> **DATA PROVIDED**
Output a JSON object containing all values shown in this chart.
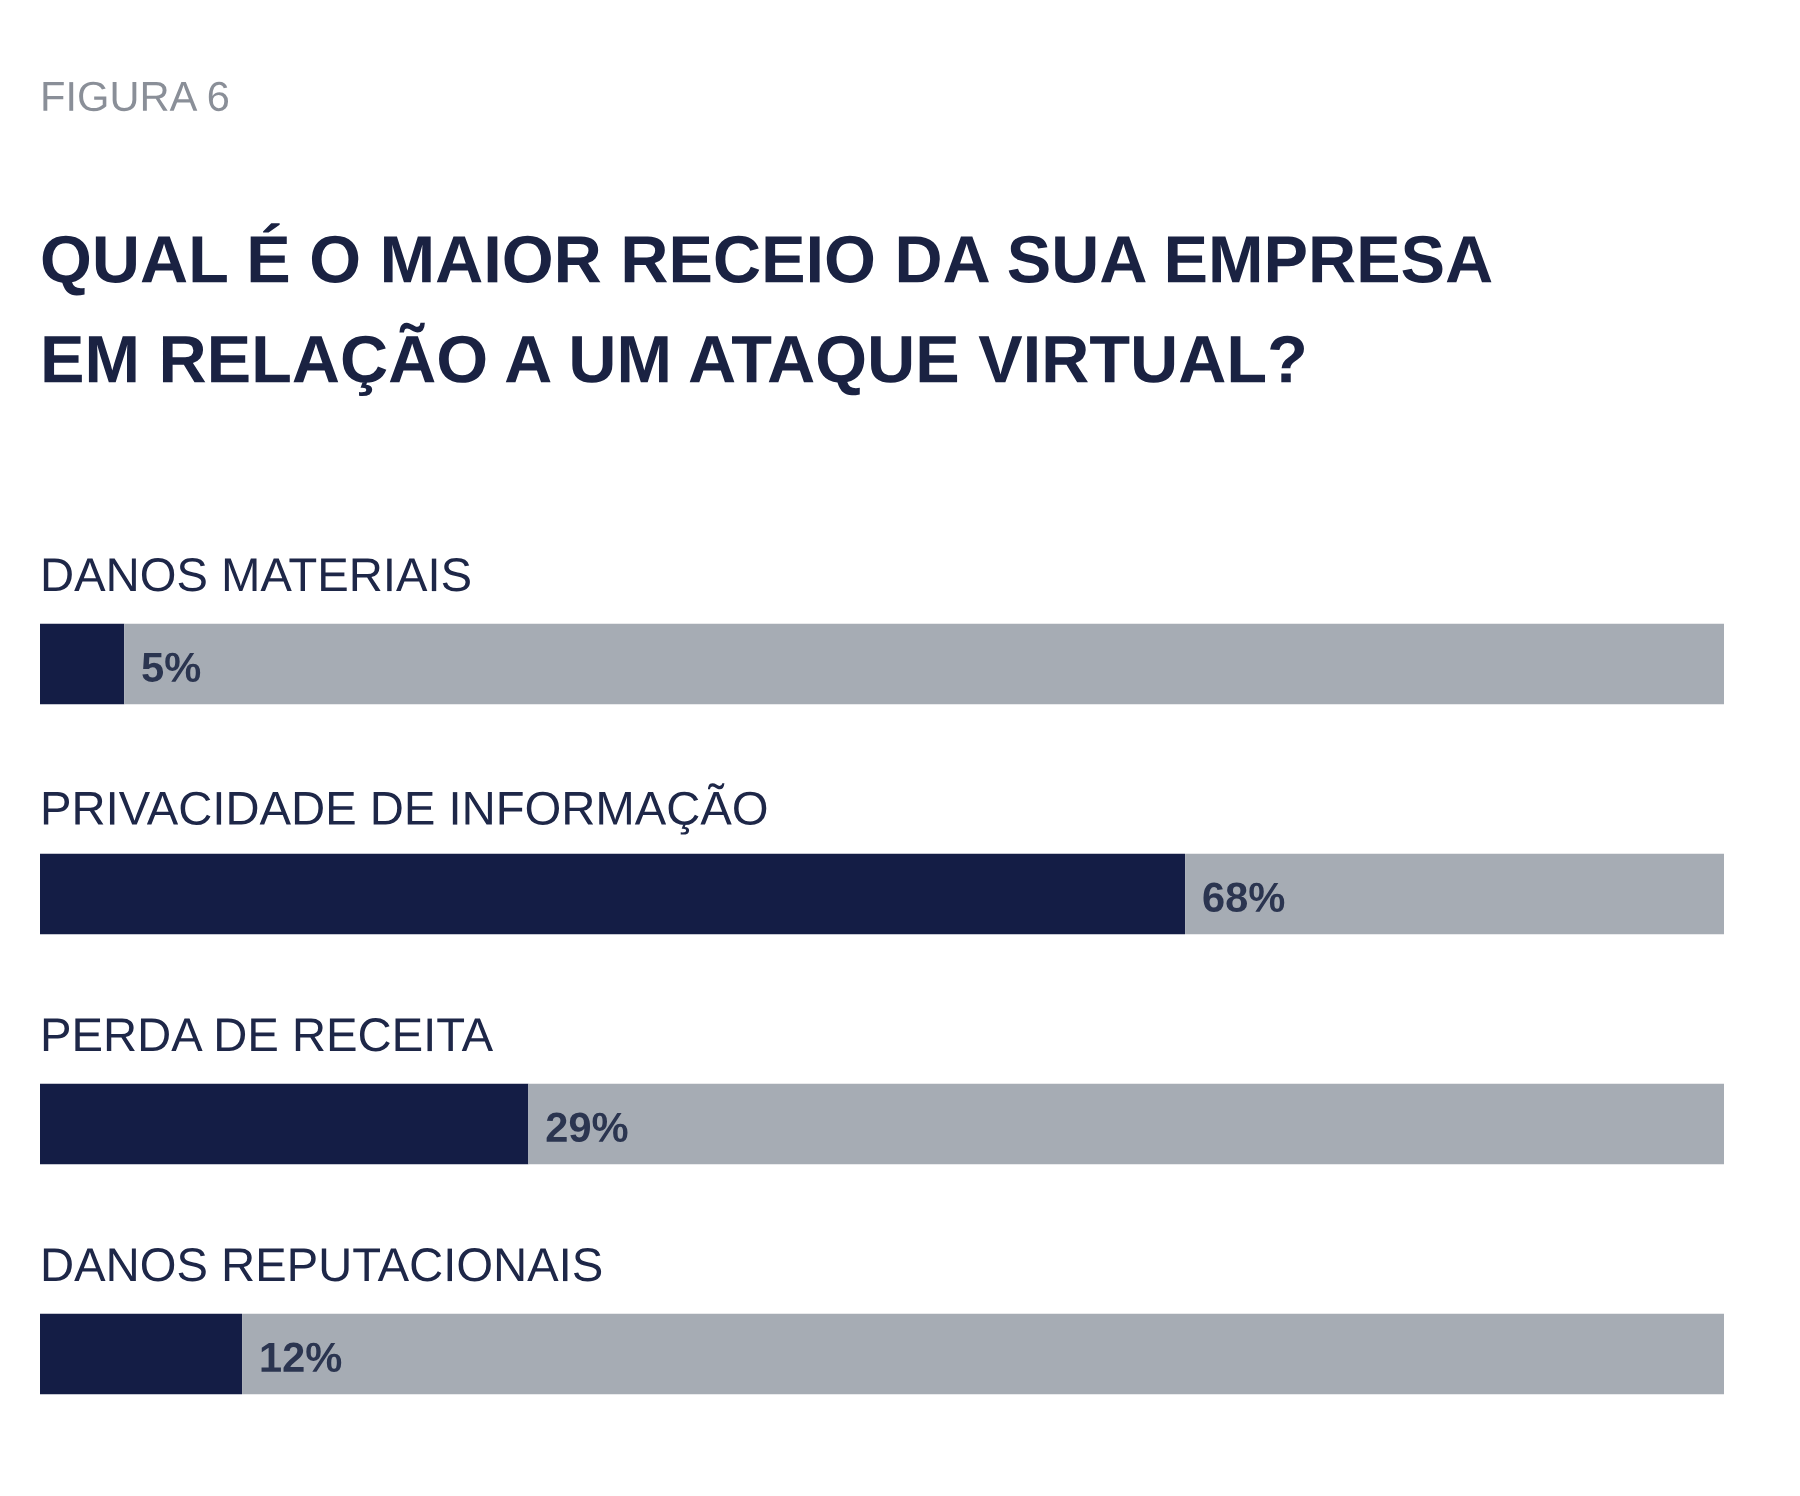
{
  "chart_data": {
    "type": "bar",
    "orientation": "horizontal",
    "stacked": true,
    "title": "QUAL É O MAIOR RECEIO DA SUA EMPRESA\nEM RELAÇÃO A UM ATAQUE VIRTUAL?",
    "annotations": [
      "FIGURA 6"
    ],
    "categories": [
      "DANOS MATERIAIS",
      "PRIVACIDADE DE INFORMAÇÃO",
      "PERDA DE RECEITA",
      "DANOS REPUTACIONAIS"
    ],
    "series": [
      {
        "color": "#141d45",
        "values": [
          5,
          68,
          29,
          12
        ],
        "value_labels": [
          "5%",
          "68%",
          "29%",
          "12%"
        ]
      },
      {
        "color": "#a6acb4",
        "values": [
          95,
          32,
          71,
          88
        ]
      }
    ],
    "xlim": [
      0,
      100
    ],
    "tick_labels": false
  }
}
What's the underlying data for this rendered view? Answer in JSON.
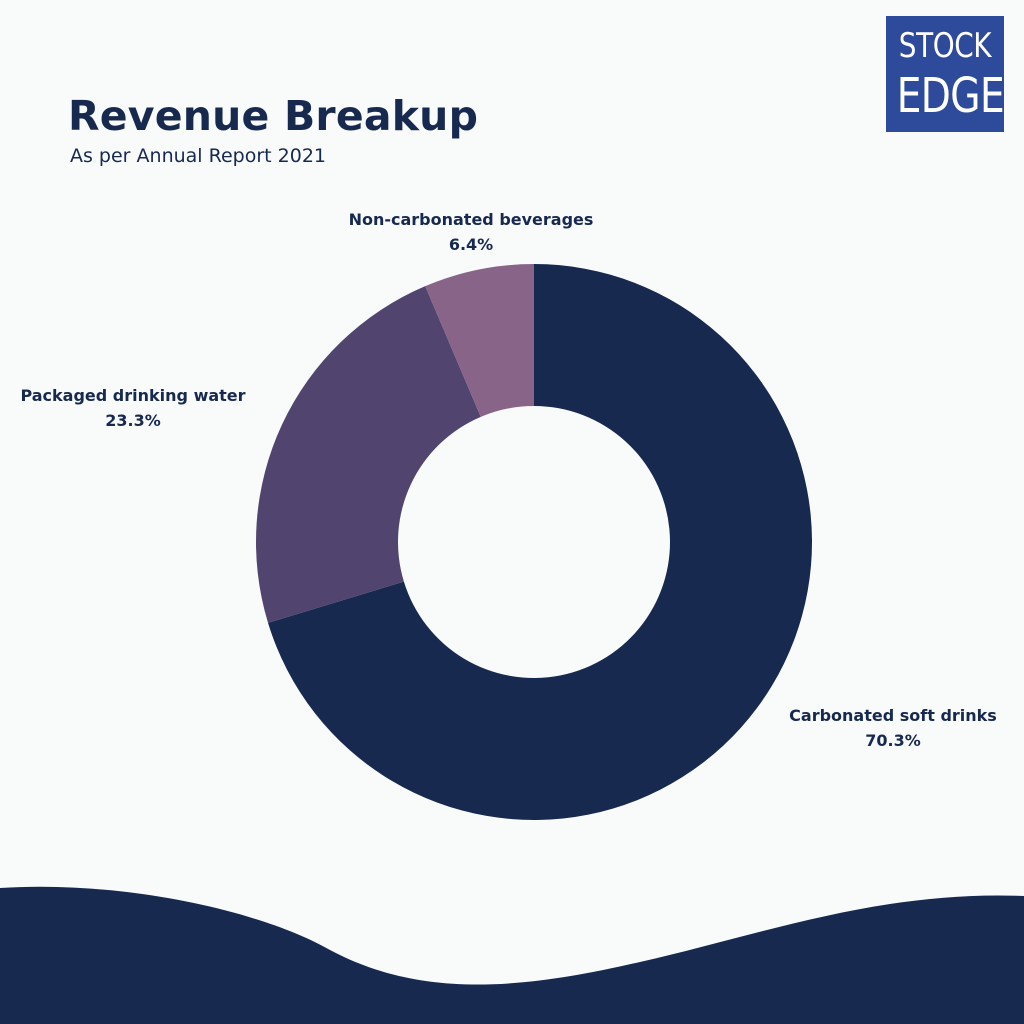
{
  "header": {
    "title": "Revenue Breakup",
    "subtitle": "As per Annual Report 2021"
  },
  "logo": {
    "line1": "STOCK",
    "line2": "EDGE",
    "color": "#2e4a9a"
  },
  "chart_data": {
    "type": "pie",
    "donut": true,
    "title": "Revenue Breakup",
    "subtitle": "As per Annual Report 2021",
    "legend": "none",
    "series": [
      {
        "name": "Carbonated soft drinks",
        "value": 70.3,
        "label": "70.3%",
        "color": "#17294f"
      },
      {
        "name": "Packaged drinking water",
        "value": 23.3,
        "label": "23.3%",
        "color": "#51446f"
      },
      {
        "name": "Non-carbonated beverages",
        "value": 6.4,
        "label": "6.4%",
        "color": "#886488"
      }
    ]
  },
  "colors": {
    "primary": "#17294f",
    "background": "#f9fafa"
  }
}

> **REQUEST**
Each line above that includes "this" should be shown.

> **THE ANSWER**
Output a JSON object containing all values shown in this chart.
What's the underlying data for this rendered view? Answer in JSON.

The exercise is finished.